LISTED ENTRIES —

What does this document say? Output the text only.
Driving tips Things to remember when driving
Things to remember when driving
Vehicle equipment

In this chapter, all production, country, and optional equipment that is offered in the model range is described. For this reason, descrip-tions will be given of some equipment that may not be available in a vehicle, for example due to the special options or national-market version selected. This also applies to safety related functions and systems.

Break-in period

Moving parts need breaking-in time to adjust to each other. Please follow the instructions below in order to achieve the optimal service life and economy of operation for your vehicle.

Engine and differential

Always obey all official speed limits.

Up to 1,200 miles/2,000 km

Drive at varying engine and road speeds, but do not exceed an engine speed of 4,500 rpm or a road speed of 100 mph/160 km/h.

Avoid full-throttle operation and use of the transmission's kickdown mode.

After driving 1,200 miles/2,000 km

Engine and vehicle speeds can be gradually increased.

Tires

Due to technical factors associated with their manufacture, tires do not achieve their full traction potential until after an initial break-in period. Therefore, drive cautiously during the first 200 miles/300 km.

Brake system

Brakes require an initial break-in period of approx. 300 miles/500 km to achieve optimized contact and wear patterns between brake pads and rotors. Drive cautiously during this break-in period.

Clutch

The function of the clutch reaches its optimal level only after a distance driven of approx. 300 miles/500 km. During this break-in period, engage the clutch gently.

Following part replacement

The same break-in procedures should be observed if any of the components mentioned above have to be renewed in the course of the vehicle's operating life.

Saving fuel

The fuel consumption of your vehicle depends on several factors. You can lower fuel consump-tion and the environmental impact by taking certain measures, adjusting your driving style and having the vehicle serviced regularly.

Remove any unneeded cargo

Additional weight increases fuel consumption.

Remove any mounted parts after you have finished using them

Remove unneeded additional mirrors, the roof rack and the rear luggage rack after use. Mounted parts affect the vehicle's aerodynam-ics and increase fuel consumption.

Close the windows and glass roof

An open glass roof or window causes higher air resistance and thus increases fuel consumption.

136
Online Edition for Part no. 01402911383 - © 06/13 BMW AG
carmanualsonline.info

WHAT YOU WILL DO — All lines above with "equipment" in them should be returned.

COMPLETE OUTPUT —
Vehicle equipment
In this chapter, all production, country, and optional equipment that is offered in the model range is described. For this reason, descrip-tions will be given of some equipment that may not be available in a vehicle, for example due to the special options or national-market version selected. This also applies to safety related functions and systems.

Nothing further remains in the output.